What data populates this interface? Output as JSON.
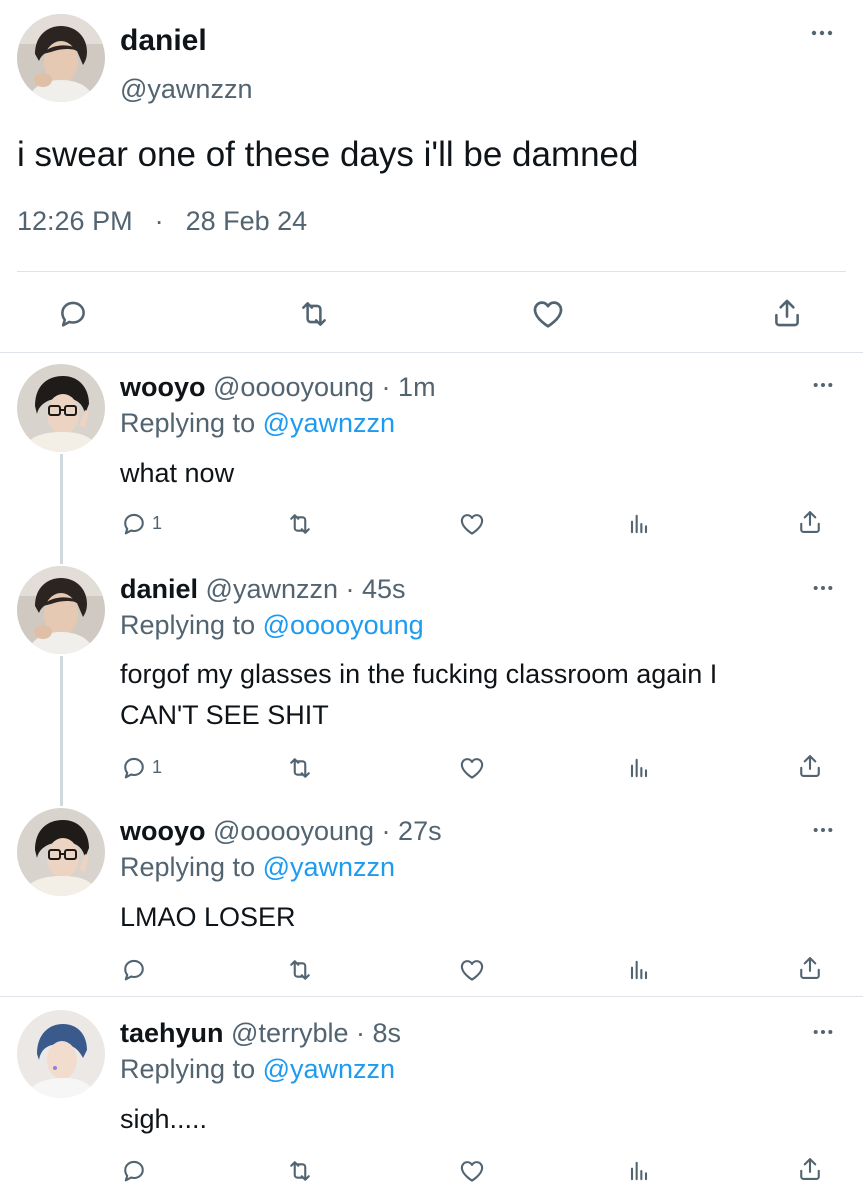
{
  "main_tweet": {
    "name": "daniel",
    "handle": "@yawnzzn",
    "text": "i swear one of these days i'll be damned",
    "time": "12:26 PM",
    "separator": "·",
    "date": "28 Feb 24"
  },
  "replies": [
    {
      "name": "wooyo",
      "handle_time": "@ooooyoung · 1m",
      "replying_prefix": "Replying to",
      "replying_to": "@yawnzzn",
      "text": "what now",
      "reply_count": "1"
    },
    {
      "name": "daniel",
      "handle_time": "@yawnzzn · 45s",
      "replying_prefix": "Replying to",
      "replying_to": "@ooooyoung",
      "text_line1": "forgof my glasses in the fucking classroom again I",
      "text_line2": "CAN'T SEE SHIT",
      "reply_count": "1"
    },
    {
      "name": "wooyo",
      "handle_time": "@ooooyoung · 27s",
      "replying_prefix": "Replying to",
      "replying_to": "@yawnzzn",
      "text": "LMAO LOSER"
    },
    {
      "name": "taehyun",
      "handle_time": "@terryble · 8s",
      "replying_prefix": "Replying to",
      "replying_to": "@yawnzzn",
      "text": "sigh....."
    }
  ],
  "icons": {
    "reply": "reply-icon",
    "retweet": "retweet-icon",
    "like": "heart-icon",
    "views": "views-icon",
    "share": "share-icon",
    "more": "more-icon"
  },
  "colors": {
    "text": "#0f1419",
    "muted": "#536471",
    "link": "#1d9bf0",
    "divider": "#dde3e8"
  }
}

══════════════════════════════

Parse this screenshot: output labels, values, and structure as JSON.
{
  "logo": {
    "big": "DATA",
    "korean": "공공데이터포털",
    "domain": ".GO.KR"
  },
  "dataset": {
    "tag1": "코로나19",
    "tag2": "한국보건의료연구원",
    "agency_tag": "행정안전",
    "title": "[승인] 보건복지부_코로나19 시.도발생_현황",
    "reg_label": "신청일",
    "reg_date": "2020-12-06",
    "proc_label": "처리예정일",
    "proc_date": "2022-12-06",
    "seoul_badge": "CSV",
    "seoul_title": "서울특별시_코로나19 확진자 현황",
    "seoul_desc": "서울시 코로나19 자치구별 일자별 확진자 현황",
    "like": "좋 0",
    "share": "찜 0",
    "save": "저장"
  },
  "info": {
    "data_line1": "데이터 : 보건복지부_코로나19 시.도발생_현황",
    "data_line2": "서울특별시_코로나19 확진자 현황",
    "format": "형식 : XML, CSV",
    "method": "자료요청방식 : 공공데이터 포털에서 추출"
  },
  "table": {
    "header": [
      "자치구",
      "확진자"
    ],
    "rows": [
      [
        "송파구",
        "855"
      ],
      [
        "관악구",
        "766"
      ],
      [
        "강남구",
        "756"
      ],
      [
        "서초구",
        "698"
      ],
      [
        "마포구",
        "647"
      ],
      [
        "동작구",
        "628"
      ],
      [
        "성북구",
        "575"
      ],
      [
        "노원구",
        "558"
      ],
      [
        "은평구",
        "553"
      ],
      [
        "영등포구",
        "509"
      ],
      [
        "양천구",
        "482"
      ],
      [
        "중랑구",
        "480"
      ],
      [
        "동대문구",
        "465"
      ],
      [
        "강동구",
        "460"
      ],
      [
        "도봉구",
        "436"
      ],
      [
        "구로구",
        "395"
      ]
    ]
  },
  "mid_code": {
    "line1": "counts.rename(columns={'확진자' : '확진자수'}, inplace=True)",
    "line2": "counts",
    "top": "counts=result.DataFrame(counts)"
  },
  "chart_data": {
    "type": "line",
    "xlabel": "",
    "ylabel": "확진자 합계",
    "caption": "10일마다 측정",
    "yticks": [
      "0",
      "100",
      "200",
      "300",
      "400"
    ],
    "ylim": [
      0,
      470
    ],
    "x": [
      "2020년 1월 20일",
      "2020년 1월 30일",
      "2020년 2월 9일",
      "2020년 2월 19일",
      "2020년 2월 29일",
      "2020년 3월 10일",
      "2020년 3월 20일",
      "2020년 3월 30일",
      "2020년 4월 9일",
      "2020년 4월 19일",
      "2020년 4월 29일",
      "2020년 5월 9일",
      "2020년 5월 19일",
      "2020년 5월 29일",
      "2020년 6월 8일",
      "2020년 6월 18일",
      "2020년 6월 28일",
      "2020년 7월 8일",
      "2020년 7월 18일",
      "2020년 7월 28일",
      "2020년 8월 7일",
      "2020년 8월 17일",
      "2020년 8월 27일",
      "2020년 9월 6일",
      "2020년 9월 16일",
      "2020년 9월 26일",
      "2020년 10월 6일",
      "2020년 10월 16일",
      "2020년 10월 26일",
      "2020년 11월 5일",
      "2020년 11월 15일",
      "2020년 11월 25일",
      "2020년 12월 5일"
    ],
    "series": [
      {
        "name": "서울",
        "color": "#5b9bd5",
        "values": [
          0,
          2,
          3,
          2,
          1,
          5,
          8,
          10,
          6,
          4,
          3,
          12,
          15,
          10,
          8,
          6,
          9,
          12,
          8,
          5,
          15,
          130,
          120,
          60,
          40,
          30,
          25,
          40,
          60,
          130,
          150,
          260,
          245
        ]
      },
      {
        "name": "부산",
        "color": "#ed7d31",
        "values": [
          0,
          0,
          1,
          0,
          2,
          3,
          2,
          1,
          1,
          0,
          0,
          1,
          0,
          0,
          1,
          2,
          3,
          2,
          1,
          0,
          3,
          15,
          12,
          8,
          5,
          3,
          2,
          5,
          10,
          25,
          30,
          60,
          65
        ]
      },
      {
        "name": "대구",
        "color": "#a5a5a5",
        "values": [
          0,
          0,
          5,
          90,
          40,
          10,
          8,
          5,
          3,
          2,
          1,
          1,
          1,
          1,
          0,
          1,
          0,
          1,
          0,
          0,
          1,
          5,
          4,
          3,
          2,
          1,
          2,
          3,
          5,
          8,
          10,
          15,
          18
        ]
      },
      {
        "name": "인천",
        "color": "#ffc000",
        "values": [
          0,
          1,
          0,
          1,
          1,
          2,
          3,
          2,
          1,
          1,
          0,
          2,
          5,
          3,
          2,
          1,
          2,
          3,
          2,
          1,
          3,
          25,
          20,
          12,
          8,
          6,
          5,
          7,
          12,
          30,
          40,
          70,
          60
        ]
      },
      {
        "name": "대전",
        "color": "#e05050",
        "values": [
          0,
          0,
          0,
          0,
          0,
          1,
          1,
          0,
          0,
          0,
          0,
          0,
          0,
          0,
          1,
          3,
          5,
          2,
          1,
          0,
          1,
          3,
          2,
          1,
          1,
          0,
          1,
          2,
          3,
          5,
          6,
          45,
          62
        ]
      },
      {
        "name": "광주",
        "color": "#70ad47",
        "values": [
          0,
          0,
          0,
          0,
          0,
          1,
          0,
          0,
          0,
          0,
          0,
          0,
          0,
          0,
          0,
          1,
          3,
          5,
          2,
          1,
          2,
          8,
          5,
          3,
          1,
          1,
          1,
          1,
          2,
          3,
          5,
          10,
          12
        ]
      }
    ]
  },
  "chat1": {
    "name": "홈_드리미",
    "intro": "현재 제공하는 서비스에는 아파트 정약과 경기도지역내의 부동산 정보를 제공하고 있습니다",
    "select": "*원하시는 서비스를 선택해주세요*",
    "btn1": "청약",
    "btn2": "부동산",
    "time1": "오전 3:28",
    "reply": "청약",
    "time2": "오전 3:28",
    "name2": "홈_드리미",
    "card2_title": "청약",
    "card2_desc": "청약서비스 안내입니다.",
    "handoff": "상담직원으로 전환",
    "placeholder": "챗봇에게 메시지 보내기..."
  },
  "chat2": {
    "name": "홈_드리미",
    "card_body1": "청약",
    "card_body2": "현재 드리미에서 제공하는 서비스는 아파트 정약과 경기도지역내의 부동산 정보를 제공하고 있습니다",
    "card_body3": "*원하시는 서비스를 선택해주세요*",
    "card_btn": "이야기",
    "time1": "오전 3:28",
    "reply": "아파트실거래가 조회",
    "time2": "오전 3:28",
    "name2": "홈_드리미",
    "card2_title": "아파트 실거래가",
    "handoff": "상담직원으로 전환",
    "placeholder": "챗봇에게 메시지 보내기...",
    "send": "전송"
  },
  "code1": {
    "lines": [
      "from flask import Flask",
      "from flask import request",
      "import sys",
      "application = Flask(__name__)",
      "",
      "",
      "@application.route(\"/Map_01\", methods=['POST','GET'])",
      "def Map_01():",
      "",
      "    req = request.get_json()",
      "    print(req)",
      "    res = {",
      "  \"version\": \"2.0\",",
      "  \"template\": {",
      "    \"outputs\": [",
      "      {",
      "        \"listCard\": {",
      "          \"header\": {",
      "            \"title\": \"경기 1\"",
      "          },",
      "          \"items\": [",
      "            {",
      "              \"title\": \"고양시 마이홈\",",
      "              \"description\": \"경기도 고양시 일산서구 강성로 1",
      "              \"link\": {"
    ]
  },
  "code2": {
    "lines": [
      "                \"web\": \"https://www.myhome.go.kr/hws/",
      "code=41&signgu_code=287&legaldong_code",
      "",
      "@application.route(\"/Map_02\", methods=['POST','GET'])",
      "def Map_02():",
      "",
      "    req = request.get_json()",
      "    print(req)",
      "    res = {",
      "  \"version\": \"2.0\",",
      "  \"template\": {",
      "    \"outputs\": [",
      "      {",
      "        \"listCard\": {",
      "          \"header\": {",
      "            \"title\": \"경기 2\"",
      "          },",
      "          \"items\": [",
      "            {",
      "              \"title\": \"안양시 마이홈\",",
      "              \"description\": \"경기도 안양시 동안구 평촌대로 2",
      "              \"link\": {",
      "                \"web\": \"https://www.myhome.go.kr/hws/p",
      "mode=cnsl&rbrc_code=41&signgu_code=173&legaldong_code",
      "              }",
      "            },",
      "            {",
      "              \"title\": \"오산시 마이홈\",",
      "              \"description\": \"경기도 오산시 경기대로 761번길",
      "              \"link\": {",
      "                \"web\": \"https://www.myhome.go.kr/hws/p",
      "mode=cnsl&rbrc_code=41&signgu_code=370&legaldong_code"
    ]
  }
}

══════════════════════════════

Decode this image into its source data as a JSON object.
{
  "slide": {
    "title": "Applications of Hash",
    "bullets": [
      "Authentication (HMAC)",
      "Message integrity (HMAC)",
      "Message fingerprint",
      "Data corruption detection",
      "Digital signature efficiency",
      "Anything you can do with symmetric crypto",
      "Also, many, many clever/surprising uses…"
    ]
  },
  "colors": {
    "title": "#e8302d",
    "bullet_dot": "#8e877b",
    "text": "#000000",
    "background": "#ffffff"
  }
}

══════════════════════════════

**YOUR INSTRUCTIONS**
Which lines hold the string "POST"? List them all.

**FINAL RESULT**
      "@application.route(\"/Map_01\", methods=['POST','GET'])",
      "@application.route(\"/Map_02\", methods=['POST','GET'])",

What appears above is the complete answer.